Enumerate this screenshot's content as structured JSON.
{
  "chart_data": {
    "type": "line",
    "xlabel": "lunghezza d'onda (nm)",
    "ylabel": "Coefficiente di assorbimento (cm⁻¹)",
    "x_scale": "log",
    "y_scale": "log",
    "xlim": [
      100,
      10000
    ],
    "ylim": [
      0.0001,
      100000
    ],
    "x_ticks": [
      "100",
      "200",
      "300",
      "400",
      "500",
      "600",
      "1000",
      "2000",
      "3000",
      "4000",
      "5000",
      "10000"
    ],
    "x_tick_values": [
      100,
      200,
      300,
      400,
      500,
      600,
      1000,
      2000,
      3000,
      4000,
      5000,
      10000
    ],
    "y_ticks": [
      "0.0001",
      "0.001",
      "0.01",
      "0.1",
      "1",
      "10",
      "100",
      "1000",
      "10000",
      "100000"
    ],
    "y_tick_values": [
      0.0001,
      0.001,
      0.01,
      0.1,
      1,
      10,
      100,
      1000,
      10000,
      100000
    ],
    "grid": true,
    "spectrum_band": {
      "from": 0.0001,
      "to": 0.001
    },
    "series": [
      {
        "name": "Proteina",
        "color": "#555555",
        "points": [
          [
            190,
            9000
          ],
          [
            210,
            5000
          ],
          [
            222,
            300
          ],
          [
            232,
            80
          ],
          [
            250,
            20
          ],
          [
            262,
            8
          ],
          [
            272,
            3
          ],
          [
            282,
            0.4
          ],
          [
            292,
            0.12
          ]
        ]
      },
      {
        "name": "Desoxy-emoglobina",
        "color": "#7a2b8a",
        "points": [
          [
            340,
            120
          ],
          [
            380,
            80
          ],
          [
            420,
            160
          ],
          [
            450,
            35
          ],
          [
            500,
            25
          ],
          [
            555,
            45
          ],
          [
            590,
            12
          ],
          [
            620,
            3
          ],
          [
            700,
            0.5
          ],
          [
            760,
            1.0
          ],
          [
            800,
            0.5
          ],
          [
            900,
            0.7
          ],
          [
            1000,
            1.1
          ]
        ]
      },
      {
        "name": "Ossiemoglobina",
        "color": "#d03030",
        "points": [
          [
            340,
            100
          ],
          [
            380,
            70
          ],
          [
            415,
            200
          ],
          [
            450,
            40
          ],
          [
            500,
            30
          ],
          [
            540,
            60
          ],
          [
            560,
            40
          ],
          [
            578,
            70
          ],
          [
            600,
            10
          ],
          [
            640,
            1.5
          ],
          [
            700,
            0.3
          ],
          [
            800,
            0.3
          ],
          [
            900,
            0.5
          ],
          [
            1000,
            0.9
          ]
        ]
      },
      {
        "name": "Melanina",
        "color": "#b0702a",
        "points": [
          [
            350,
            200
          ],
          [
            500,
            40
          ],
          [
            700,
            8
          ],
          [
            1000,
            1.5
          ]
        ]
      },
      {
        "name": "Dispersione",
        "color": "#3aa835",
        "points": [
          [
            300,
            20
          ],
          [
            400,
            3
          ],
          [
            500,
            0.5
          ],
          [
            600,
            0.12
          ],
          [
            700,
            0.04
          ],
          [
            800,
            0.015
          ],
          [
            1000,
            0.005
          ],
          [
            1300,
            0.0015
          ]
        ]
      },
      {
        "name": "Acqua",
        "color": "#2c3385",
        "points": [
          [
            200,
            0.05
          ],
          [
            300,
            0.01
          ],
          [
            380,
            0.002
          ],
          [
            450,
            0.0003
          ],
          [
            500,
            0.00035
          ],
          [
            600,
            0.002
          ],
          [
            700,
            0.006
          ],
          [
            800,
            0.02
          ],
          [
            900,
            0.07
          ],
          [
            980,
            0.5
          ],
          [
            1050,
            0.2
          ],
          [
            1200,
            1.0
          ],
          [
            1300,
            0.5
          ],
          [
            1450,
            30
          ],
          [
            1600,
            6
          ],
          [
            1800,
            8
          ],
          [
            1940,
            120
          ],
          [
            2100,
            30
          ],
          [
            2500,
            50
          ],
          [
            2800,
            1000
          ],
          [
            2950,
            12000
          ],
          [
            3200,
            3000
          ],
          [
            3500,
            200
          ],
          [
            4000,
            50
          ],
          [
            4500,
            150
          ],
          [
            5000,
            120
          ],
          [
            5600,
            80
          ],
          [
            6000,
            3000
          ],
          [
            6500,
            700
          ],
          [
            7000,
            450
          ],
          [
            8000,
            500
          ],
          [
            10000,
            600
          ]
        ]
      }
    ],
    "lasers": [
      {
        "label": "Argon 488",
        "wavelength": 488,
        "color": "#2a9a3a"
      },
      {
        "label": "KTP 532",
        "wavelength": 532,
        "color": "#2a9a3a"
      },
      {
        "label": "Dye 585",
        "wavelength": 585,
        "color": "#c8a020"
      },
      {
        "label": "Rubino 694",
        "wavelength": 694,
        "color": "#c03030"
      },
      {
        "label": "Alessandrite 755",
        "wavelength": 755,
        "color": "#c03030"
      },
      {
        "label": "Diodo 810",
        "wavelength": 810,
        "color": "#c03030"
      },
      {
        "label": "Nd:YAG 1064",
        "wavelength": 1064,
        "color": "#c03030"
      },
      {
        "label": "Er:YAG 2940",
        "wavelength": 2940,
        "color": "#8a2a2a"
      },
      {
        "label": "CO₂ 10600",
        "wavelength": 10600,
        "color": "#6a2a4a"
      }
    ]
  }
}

§ What the task asks:
Lines with "name": find them in the data and copy each one.

§ Solution for this task:
        "name": "Proteina",
        "name": "Desoxy-emoglobina",
        "name": "Ossiemoglobina",
        "name": "Melanina",
        "name": "Dispersione",
        "name": "Acqua",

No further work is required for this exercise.